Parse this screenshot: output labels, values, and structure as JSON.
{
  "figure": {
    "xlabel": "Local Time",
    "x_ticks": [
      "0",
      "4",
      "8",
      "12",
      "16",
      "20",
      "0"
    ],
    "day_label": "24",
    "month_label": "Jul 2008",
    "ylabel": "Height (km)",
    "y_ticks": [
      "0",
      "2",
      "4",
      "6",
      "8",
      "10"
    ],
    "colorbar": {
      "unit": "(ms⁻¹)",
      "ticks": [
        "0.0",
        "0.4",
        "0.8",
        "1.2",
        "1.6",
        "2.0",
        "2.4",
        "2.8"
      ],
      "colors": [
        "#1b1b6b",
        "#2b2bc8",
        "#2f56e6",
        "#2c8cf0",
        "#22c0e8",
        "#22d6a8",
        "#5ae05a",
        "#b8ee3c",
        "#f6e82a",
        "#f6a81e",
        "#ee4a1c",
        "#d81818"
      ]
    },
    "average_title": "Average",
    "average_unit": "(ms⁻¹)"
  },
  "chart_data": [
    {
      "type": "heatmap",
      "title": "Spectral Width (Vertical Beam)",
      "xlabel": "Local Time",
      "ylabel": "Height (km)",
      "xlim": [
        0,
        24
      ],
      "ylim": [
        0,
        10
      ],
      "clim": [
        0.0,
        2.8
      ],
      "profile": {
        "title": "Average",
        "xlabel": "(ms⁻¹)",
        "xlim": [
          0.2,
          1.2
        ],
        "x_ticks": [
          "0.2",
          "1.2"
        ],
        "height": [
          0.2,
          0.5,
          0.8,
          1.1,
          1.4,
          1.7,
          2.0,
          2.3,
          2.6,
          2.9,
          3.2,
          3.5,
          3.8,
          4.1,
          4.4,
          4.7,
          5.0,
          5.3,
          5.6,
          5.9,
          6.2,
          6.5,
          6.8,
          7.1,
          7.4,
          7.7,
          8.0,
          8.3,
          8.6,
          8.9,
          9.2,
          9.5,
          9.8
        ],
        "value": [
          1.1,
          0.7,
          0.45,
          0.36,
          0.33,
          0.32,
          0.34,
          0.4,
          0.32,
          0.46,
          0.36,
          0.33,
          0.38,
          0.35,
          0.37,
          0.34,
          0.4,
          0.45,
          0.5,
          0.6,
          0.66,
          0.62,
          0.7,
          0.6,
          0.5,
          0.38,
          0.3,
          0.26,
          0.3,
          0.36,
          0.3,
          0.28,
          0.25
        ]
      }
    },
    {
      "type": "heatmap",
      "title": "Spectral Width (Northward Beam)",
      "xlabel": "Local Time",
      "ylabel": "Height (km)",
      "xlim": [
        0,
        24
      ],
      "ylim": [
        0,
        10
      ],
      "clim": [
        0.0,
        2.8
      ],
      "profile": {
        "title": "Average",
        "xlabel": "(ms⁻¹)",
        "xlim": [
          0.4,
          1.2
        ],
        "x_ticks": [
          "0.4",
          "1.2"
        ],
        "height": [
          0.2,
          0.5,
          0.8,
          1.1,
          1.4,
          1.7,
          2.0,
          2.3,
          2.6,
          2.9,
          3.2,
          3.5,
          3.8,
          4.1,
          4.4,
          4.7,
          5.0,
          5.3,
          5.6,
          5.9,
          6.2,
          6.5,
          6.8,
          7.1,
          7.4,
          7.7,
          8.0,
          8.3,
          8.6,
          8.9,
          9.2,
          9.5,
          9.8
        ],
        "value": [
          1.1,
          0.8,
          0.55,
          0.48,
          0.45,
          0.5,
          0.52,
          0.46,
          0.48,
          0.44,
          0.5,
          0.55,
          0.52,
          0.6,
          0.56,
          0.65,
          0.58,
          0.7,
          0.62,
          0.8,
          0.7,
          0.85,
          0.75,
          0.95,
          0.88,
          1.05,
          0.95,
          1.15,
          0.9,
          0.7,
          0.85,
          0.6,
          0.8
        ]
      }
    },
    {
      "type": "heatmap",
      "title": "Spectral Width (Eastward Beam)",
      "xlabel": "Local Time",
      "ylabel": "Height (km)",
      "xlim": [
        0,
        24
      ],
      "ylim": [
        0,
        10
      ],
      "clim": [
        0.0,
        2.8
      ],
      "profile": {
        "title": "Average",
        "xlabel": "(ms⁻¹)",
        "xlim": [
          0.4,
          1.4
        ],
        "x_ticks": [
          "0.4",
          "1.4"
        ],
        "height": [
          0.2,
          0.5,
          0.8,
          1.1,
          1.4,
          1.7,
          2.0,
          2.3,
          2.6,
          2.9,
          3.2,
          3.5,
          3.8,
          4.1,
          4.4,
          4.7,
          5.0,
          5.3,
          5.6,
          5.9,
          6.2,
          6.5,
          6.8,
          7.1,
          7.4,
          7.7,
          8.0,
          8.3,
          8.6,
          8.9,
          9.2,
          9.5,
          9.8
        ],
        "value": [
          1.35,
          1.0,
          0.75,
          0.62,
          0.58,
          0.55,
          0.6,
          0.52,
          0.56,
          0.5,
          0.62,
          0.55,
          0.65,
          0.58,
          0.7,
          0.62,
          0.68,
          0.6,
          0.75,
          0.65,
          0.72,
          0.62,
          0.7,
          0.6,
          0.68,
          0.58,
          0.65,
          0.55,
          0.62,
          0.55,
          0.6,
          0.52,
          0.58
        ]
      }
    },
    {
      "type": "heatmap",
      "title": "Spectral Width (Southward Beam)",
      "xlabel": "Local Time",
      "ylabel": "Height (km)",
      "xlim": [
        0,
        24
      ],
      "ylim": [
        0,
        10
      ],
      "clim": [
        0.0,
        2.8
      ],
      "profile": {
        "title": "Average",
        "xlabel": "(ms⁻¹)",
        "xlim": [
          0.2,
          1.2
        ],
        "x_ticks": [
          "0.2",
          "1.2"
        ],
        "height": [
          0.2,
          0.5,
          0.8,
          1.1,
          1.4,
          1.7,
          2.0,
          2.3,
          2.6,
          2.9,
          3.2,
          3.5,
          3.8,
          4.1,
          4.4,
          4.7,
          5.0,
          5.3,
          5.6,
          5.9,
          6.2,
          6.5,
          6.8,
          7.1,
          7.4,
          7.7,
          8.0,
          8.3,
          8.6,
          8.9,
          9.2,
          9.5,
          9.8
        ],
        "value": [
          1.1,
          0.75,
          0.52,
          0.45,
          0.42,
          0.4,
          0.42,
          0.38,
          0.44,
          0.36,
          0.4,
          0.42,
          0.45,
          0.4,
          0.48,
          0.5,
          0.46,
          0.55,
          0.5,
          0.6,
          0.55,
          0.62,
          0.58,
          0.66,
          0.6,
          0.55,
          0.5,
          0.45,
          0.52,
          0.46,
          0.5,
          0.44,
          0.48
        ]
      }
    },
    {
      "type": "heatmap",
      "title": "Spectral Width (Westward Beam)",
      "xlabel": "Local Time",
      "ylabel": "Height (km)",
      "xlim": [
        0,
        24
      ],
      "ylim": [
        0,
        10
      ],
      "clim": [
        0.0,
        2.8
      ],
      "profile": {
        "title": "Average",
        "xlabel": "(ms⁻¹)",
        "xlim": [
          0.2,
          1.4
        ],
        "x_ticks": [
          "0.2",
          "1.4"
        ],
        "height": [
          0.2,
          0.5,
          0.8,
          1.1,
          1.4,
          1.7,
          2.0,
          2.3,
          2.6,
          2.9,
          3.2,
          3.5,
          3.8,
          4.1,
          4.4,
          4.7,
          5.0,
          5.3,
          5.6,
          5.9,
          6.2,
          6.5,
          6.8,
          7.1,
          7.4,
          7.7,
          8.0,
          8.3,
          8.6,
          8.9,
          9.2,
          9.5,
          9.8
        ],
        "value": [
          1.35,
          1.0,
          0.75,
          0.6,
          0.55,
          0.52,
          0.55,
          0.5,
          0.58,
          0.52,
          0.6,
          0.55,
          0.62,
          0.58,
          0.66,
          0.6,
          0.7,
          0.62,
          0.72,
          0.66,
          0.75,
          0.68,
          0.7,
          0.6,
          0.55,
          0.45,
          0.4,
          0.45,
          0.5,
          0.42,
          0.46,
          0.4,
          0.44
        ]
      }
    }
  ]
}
━━━━━━━━
» **Task to complete**:
Scan the entries above. Copy each line that has the string "Width".

» **Output of the task**:
      "title": "Spectral Width (Vertical Beam)",
      "title": "Spectral Width (Northward Beam)",
      "title": "Spectral Width (Eastward Beam)",
      "title": "Spectral Width (Southward Beam)",
      "title": "Spectral Width (Westward Beam)",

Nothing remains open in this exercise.